⟨

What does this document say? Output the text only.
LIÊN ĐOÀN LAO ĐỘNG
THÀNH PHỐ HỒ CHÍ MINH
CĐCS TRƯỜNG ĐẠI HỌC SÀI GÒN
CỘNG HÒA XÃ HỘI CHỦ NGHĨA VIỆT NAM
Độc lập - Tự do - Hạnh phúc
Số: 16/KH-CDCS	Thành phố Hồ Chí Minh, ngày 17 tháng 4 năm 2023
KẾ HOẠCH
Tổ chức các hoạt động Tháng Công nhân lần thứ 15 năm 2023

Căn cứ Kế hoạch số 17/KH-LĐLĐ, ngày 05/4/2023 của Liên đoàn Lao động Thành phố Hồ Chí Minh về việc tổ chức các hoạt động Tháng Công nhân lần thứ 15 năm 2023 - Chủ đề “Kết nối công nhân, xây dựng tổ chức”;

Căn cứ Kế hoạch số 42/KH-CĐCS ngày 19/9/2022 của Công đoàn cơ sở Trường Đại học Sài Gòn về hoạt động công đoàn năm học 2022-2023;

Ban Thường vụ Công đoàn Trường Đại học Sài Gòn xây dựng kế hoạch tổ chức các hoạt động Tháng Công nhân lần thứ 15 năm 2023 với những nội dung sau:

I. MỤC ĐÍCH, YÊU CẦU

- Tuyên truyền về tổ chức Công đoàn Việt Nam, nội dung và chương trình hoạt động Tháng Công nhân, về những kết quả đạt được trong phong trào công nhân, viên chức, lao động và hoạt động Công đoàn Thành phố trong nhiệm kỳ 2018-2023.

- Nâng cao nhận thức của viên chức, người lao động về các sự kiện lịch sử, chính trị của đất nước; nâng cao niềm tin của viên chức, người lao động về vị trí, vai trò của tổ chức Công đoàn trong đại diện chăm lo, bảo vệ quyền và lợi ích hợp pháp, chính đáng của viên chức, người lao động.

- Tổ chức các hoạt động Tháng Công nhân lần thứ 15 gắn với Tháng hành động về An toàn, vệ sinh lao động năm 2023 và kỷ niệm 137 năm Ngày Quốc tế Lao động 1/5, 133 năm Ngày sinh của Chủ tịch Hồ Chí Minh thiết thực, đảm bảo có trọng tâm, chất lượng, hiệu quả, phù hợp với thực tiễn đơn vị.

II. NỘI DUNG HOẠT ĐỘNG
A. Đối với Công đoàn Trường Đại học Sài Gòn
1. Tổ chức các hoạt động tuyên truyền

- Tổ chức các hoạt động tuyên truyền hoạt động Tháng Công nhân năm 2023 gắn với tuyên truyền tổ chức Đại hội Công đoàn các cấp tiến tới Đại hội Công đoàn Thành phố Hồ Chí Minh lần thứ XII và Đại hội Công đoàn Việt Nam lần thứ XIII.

⟩

[Work required]
Restate all of the entries exactly, please.

[Answer for the task]
What does this document say? Output the text only.
LIÊN ĐOÀN LAO ĐỘNG
THÀNH PHỐ HỒ CHÍ MINH
CĐCS TRƯỜNG ĐẠI HỌC SÀI GÒN
CỘNG HÒA XÃ HỘI CHỦ NGHĨA VIỆT NAM
Độc lập - Tự do - Hạnh phúc
Số: 16/KH-CDCS	Thành phố Hồ Chí Minh, ngày 17 tháng 4 năm 2023
KẾ HOẠCH
Tổ chức các hoạt động Tháng Công nhân lần thứ 15 năm 2023

Căn cứ Kế hoạch số 17/KH-LĐLĐ, ngày 05/4/2023 của Liên đoàn Lao động Thành phố Hồ Chí Minh về việc tổ chức các hoạt động Tháng Công nhân lần thứ 15 năm 2023 - Chủ đề “Kết nối công nhân, xây dựng tổ chức”;

Căn cứ Kế hoạch số 42/KH-CĐCS ngày 19/9/2022 của Công đoàn cơ sở Trường Đại học Sài Gòn về hoạt động công đoàn năm học 2022-2023;

Ban Thường vụ Công đoàn Trường Đại học Sài Gòn xây dựng kế hoạch tổ chức các hoạt động Tháng Công nhân lần thứ 15 năm 2023 với những nội dung sau:

I. MỤC ĐÍCH, YÊU CẦU

- Tuyên truyền về tổ chức Công đoàn Việt Nam, nội dung và chương trình hoạt động Tháng Công nhân, về những kết quả đạt được trong phong trào công nhân, viên chức, lao động và hoạt động Công đoàn Thành phố trong nhiệm kỳ 2018-2023.

- Nâng cao nhận thức của viên chức, người lao động về các sự kiện lịch sử, chính trị của đất nước; nâng cao niềm tin của viên chức, người lao động về vị trí, vai trò của tổ chức Công đoàn trong đại diện chăm lo, bảo vệ quyền và lợi ích hợp pháp, chính đáng của viên chức, người lao động.

- Tổ chức các hoạt động Tháng Công nhân lần thứ 15 gắn với Tháng hành động về An toàn, vệ sinh lao động năm 2023 và kỷ niệm 137 năm Ngày Quốc tế Lao động 1/5, 133 năm Ngày sinh của Chủ tịch Hồ Chí Minh thiết thực, đảm bảo có trọng tâm, chất lượng, hiệu quả, phù hợp với thực tiễn đơn vị.

II. NỘI DUNG HOẠT ĐỘNG
A. Đối với Công đoàn Trường Đại học Sài Gòn
1. Tổ chức các hoạt động tuyên truyền

- Tổ chức các hoạt động tuyên truyền hoạt động Tháng Công nhân năm 2023 gắn với tuyên truyền tổ chức Đại hội Công đoàn các cấp tiến tới Đại hội Công đoàn Thành phố Hồ Chí Minh lần thứ XII và Đại hội Công đoàn Việt Nam lần thứ XIII.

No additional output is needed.